ПРЕДЛОЖЕННЫЙ ОТРЫВОК:

+--

15 февраля 1920 г. путешественники, поднявшись на близлежащие горы, впервые увидели солнце, а спустя два дня его лучи заалели на палубе «Мод» и заглянули в каюты.

Полярная ночь закончилась, слава Богу, благополучно. С увеличением светового дня стала проходить бессонница, а вскоре о ней и вовсе забыли. Началась подготовка к предстоявшим походам. Делали нарты с учетом опыта поездки Хансена и Вистинга, во время которой выяснилось, что полозья очень страдают от езды по едва прикрытым снегом каменным россыпям. Шили лыжные сапоги, готовились различные приспособления для «возобновления борьбы с дрейфующим льдом». Правда, Амундсен понимал, что этот час настанет не раньше, чем через пять-шесть месяцев. Он поручил также экипажу изготовить мемориальный знак в память плавания «Веги». «Знак представляет медный шар диаметром 30 сантиметров, разделен на две равные части и может открываться. На верхней половине выгравирован контур побережья от Северной Норвегии до Берингова пролива и нанесен путь «Веги». На нижней — надпись:

«Памяти победителей Северо-Восточного прохода
Адольфа Эрика Норденшельда и его отважных
спутников.
      Экспедиция на "Мод" 1918—1919»

Внутрь шара положено описание нашего плавания, и он будет установлен на вершине знака «Веги», когда последний будет отреставрирован»9.

+--

ИСХОДНЫЕ ЗАПИСИ:
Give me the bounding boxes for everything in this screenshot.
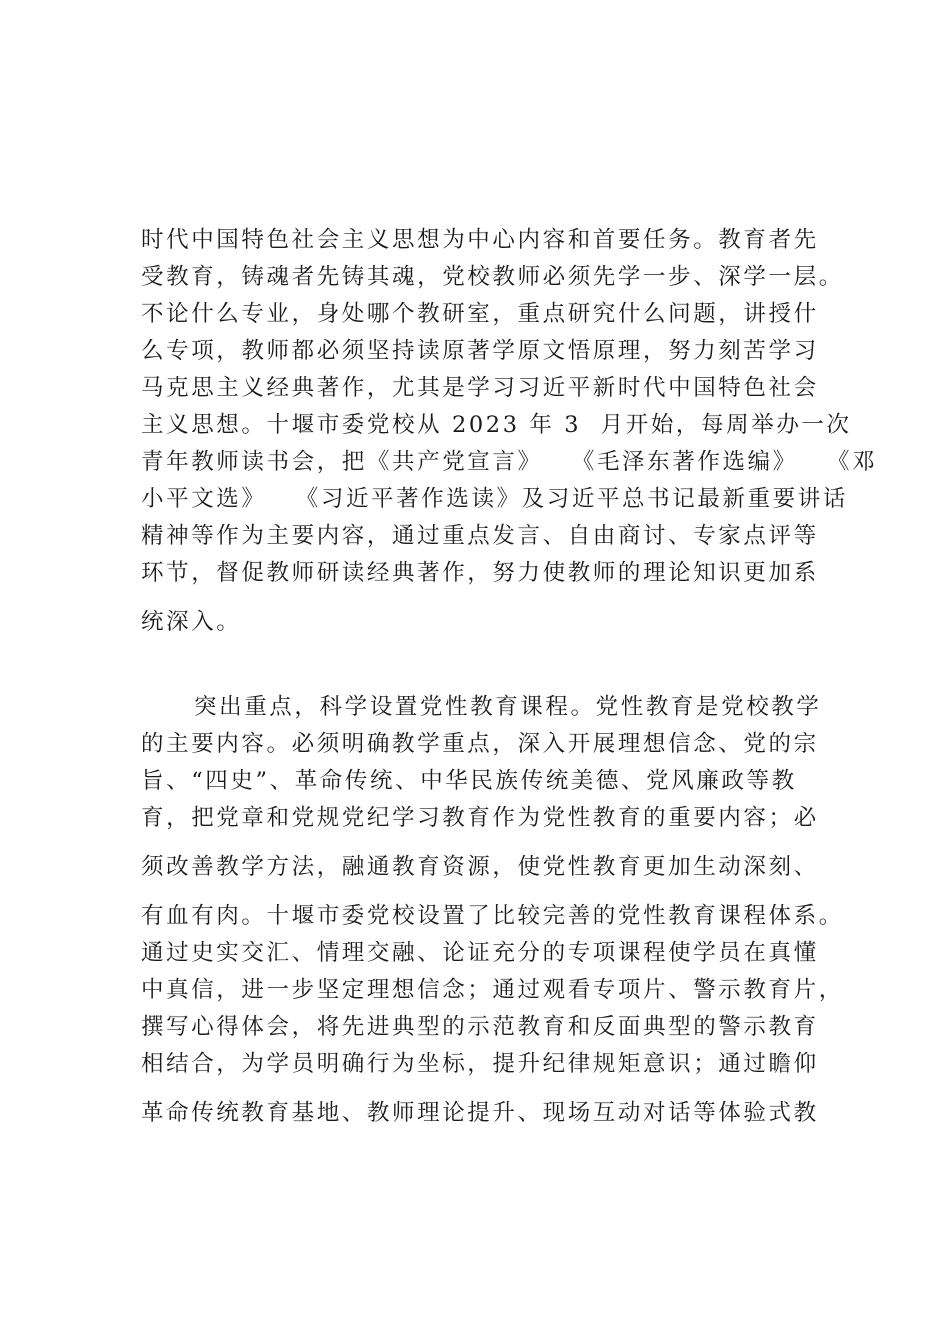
text-line: 须改善教学方法，融通教育资源，使党性教育更加生动深刻、: [141, 854, 819, 880]
text-line: 环节，督促教师研读经典著作，努力使教师的理论知识更加系: [141, 560, 819, 586]
text-line: 受教育，铸魂者先铸其魂，党校教师必须先学一步、深学一层。: [141, 264, 844, 290]
text-line: 不论什么专业，身处哪个教研室，重点研究什么问题，讲授什: [141, 301, 819, 327]
text-line: 育，把党章和党规党纪学习教育作为党性教育的重要内容；必: [141, 805, 819, 831]
text-line: 革命传统教育基地、教师理论提升、现场互动对话等体验式教: [141, 1100, 819, 1126]
text-line: 主义思想。十堰市委党校从 2023 年 3 月开始，每周举办一次: [141, 412, 852, 438]
text-line: 马克思主义经典著作，尤其是学习习近平新时代中国特色社会: [141, 375, 819, 401]
text-line: 么专项，教师都必须坚持读原著学原文悟原理，努力刻苦学习: [141, 338, 819, 364]
text-line: 突出重点，科学设置党性教育课程。党性教育是党校教学: [194, 694, 822, 720]
text-line: 青年教师读书会，把《共产党宣言》 《毛泽东著作选编》 《邓: [141, 449, 878, 475]
text-line: 旨、“四史”、革命传统、中华民族传统美德、党风廉政等教: [141, 768, 797, 794]
text-line: 有血有肉。十堰市委党校设置了比较完善的党性教育课程体系。: [141, 903, 844, 929]
text-line: 的主要内容。必须明确教学重点，深入开展理想信念、党的宗: [141, 731, 819, 757]
text-line: 撰写心得体会，将先进典型的示范教育和反面典型的警示教育: [141, 1014, 819, 1040]
text-line: 通过史实交汇、情理交融、论证充分的专项课程使学员在真懂: [141, 940, 819, 966]
text-line: 相结合，为学员明确行为坐标，提升纪律规矩意识；通过瞻仰: [141, 1051, 819, 1077]
text-line: 中真信，进一步坚定理想信念；通过观看专项片、警示教育片，: [141, 977, 844, 1003]
text-line: 统深入。: [141, 609, 242, 635]
text-line: 精神等作为主要内容，通过重点发言、自由商讨、专家点评等: [141, 523, 819, 549]
text-line: 时代中国特色社会主义思想为中心内容和首要任务。教育者先: [141, 227, 819, 253]
text-line: 小平文选》 《习近平著作选读》及习近平总书记最新重要讲话: [141, 486, 848, 512]
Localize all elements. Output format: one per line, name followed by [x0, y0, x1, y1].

+--

ПИСЬМЕННОЕ ЗАДАНИЕ 1: Перепишите дословно строки из записей, начиная со строки с «text-line: 须改善教学方法，融通教育资源，使党性教育更加生动深刻、: [141, 854, 819, 880]» и заканчивая строкой с «text-line: 么专项，教师都必须坚持读原著学原文悟原理，努力刻苦学习: [141, 338, 819, 364]» включительно.
ПИСЬМЕННОЕ ЗАДАНИЕ 2: Продолжите отрывок об экспедиции на «Мод» после его последнего предложения.

ПИСЬМЕННЫЙ ОТВЕТ 1:
text-line: 须改善教学方法，融通教育资源，使党性教育更加生动深刻、: [141, 854, 819, 880]
text-line: 环节，督促教师研读经典著作，努力使教师的理论知识更加系: [141, 560, 819, 586]
text-line: 受教育，铸魂者先铸其魂，党校教师必须先学一步、深学一层。: [141, 264, 844, 290]
text-line: 不论什么专业，身处哪个教研室，重点研究什么问题，讲授什: [141, 301, 819, 327]
text-line: 育，把党章和党规党纪学习教育作为党性教育的重要内容；必: [141, 805, 819, 831]
text-line: 革命传统教育基地、教师理论提升、现场互动对话等体验式教: [141, 1100, 819, 1126]
text-line: 主义思想。十堰市委党校从 2023 年 3 月开始，每周举办一次: [141, 412, 852, 438]
text-line: 马克思主义经典著作，尤其是学习习近平新时代中国特色社会: [141, 375, 819, 401]
text-line: 么专项，教师都必须坚持读原著学原文悟原理，努力刻苦学习: [141, 338, 819, 364]

ПИСЬМЕННЫЙ ОТВЕТ 2:
Еще в самом начале зимовки Амундсен задумал поход на Землю Николая II, чтобы обследовать ее неизведанные западные берега. Вскоре, однако, выяснилось, что лед в проливе, носящем ныне имя Вилькицкого, необычайно всторошен. Преодолеть нагромождения льдин было почти невозможно. Тогда он решил отказаться от этого плана и обратить свои взоры на юг. Свердруп горячо поддержал эту идею. Еще зимою они мыслили отправить отряд в русское селение Хатанга. Затем путешественники должны были направиться к Таймырской губе и, обследовав ее, по северному побережью Таймыра вернуться в гавань «Мод».

Однако зима была очень малоснежной, всюду из земли торчали черные острые камни. Пришлось вносить основательные изменения в план. Решили осмотреть мыс Челюскин, прежде всего вдоль западного побережья до залива Толля, откуда пересечь материк до залива Фаддея и обратный путь совершить вдоль восточного побережья полуострова. От посещения селения Хатанги отказались.

1 апреля отправилась Челюскинская экспедиция. Она состояла из двух человек. Захватив с собой провизию на полтора месяца, Хансен и Вистинг отбыли в путь.

Между тем на борту «Мод» продолжалась обычная жизнь. 2 апреля разобрали деревянный магнитный павильон и перенесли все приборы в квадратную холщовую палатку. В ней было гораздо уютнее, светлее и теплее. Амундсен со Свердрупом между 3 и 6 ч дня в понедельник, среду и пятницу производили наблюдения по определению общей магнитной интенсивности. В те же часы и дни должны были вести наблюдения Хансен и Вистинг. Таким образом, Амундсен надеялся получить картину особенностей магнитных явлений в северной части Таймыра.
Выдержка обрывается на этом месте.